Stored data

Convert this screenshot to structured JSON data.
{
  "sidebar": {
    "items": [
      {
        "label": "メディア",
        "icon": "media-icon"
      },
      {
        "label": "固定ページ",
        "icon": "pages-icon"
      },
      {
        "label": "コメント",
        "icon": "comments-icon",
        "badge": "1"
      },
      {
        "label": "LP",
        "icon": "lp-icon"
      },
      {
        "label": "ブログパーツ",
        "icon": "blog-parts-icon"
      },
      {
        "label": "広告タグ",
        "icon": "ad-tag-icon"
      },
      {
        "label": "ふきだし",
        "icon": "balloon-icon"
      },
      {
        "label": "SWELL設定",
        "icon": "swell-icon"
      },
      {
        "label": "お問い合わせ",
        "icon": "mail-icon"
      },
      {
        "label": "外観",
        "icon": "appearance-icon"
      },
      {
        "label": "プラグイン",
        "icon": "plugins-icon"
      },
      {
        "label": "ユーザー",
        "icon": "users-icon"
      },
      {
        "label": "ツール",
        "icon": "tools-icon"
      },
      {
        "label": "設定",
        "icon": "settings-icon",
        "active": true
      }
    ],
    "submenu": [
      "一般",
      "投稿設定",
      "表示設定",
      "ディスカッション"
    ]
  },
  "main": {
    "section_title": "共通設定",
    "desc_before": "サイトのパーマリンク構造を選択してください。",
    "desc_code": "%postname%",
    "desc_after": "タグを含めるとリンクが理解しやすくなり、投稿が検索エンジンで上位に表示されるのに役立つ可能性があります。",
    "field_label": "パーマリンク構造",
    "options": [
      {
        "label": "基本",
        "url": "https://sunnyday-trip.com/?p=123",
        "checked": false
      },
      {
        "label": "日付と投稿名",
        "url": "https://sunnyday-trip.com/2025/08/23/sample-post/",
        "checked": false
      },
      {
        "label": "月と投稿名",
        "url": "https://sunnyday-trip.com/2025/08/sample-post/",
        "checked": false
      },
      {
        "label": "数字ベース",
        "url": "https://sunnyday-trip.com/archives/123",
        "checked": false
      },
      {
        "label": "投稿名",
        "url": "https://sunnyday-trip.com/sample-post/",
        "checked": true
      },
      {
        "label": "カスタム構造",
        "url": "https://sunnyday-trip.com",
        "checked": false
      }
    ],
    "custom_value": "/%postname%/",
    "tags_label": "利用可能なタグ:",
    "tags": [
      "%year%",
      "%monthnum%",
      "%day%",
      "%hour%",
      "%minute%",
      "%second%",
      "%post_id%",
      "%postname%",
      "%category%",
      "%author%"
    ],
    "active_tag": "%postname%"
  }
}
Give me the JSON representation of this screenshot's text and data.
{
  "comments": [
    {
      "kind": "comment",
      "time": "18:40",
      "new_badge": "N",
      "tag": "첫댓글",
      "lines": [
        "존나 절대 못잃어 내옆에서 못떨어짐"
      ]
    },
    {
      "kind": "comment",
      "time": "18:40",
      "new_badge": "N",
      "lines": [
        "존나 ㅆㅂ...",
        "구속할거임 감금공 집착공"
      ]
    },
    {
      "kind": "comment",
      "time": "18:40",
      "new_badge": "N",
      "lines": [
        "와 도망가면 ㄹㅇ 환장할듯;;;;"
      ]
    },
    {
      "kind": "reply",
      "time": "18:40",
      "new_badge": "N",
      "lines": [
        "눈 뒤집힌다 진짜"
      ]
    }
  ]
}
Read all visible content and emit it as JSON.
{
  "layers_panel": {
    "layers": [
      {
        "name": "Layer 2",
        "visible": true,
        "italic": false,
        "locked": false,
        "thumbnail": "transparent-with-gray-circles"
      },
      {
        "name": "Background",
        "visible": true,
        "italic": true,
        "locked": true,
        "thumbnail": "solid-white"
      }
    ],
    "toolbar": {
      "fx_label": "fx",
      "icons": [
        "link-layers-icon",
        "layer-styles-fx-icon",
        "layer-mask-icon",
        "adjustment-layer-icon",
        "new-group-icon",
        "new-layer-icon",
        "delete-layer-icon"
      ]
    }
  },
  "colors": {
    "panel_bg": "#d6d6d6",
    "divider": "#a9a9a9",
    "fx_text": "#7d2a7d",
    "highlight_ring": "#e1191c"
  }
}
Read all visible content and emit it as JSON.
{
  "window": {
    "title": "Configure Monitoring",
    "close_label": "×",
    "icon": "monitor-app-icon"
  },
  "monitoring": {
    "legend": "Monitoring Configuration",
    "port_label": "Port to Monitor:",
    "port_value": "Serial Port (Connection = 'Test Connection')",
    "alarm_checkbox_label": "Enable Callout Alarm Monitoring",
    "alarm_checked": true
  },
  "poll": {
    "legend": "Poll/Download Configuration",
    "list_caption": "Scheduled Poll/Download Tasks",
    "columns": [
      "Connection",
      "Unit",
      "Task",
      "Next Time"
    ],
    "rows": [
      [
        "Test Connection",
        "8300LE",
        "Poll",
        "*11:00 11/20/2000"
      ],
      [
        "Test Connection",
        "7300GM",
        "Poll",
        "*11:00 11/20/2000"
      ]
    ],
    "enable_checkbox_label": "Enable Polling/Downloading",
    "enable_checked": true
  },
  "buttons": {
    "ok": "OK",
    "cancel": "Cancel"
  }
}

### Stated exercise
Please reproduce every line of the material word for word.

### Solution to this problem
Convert this screenshot to structured JSON data.
{
  "sidebar": {
    "items": [
      {
        "label": "メディア",
        "icon": "media-icon"
      },
      {
        "label": "固定ページ",
        "icon": "pages-icon"
      },
      {
        "label": "コメント",
        "icon": "comments-icon",
        "badge": "1"
      },
      {
        "label": "LP",
        "icon": "lp-icon"
      },
      {
        "label": "ブログパーツ",
        "icon": "blog-parts-icon"
      },
      {
        "label": "広告タグ",
        "icon": "ad-tag-icon"
      },
      {
        "label": "ふきだし",
        "icon": "balloon-icon"
      },
      {
        "label": "SWELL設定",
        "icon": "swell-icon"
      },
      {
        "label": "お問い合わせ",
        "icon": "mail-icon"
      },
      {
        "label": "外観",
        "icon": "appearance-icon"
      },
      {
        "label": "プラグイン",
        "icon": "plugins-icon"
      },
      {
        "label": "ユーザー",
        "icon": "users-icon"
      },
      {
        "label": "ツール",
        "icon": "tools-icon"
      },
      {
        "label": "設定",
        "icon": "settings-icon",
        "active": true
      }
    ],
    "submenu": [
      "一般",
      "投稿設定",
      "表示設定",
      "ディスカッション"
    ]
  },
  "main": {
    "section_title": "共通設定",
    "desc_before": "サイトのパーマリンク構造を選択してください。",
    "desc_code": "%postname%",
    "desc_after": "タグを含めるとリンクが理解しやすくなり、投稿が検索エンジンで上位に表示されるのに役立つ可能性があります。",
    "field_label": "パーマリンク構造",
    "options": [
      {
        "label": "基本",
        "url": "https://sunnyday-trip.com/?p=123",
        "checked": false
      },
      {
        "label": "日付と投稿名",
        "url": "https://sunnyday-trip.com/2025/08/23/sample-post/",
        "checked": false
      },
      {
        "label": "月と投稿名",
        "url": "https://sunnyday-trip.com/2025/08/sample-post/",
        "checked": false
      },
      {
        "label": "数字ベース",
        "url": "https://sunnyday-trip.com/archives/123",
        "checked": false
      },
      {
        "label": "投稿名",
        "url": "https://sunnyday-trip.com/sample-post/",
        "checked": true
      },
      {
        "label": "カスタム構造",
        "url": "https://sunnyday-trip.com",
        "checked": false
      }
    ],
    "custom_value": "/%postname%/",
    "tags_label": "利用可能なタグ:",
    "tags": [
      "%year%",
      "%monthnum%",
      "%day%",
      "%hour%",
      "%minute%",
      "%second%",
      "%post_id%",
      "%postname%",
      "%category%",
      "%author%"
    ],
    "active_tag": "%postname%"
  }
}
Give me the JSON representation of this screenshot's text and data.
{
  "comments": [
    {
      "kind": "comment",
      "time": "18:40",
      "new_badge": "N",
      "tag": "첫댓글",
      "lines": [
        "존나 절대 못잃어 내옆에서 못떨어짐"
      ]
    },
    {
      "kind": "comment",
      "time": "18:40",
      "new_badge": "N",
      "lines": [
        "존나 ㅆㅂ...",
        "구속할거임 감금공 집착공"
      ]
    },
    {
      "kind": "comment",
      "time": "18:40",
      "new_badge": "N",
      "lines": [
        "와 도망가면 ㄹㅇ 환장할듯;;;;"
      ]
    },
    {
      "kind": "reply",
      "time": "18:40",
      "new_badge": "N",
      "lines": [
        "눈 뒤집힌다 진짜"
      ]
    }
  ]
}
Read all visible content and emit it as JSON.
{
  "layers_panel": {
    "layers": [
      {
        "name": "Layer 2",
        "visible": true,
        "italic": false,
        "locked": false,
        "thumbnail": "transparent-with-gray-circles"
      },
      {
        "name": "Background",
        "visible": true,
        "italic": true,
        "locked": true,
        "thumbnail": "solid-white"
      }
    ],
    "toolbar": {
      "fx_label": "fx",
      "icons": [
        "link-layers-icon",
        "layer-styles-fx-icon",
        "layer-mask-icon",
        "adjustment-layer-icon",
        "new-group-icon",
        "new-layer-icon",
        "delete-layer-icon"
      ]
    }
  },
  "colors": {
    "panel_bg": "#d6d6d6",
    "divider": "#a9a9a9",
    "fx_text": "#7d2a7d",
    "highlight_ring": "#e1191c"
  }
}
Read all visible content and emit it as JSON.
{
  "window": {
    "title": "Configure Monitoring",
    "close_label": "×",
    "icon": "monitor-app-icon"
  },
  "monitoring": {
    "legend": "Monitoring Configuration",
    "port_label": "Port to Monitor:",
    "port_value": "Serial Port (Connection = 'Test Connection')",
    "alarm_checkbox_label": "Enable Callout Alarm Monitoring",
    "alarm_checked": true
  },
  "poll": {
    "legend": "Poll/Download Configuration",
    "list_caption": "Scheduled Poll/Download Tasks",
    "columns": [
      "Connection",
      "Unit",
      "Task",
      "Next Time"
    ],
    "rows": [
      [
        "Test Connection",
        "8300LE",
        "Poll",
        "*11:00 11/20/2000"
      ],
      [
        "Test Connection",
        "7300GM",
        "Poll",
        "*11:00 11/20/2000"
      ]
    ],
    "enable_checkbox_label": "Enable Polling/Downloading",
    "enable_checked": true
  },
  "buttons": {
    "ok": "OK",
    "cancel": "Cancel"
  }
}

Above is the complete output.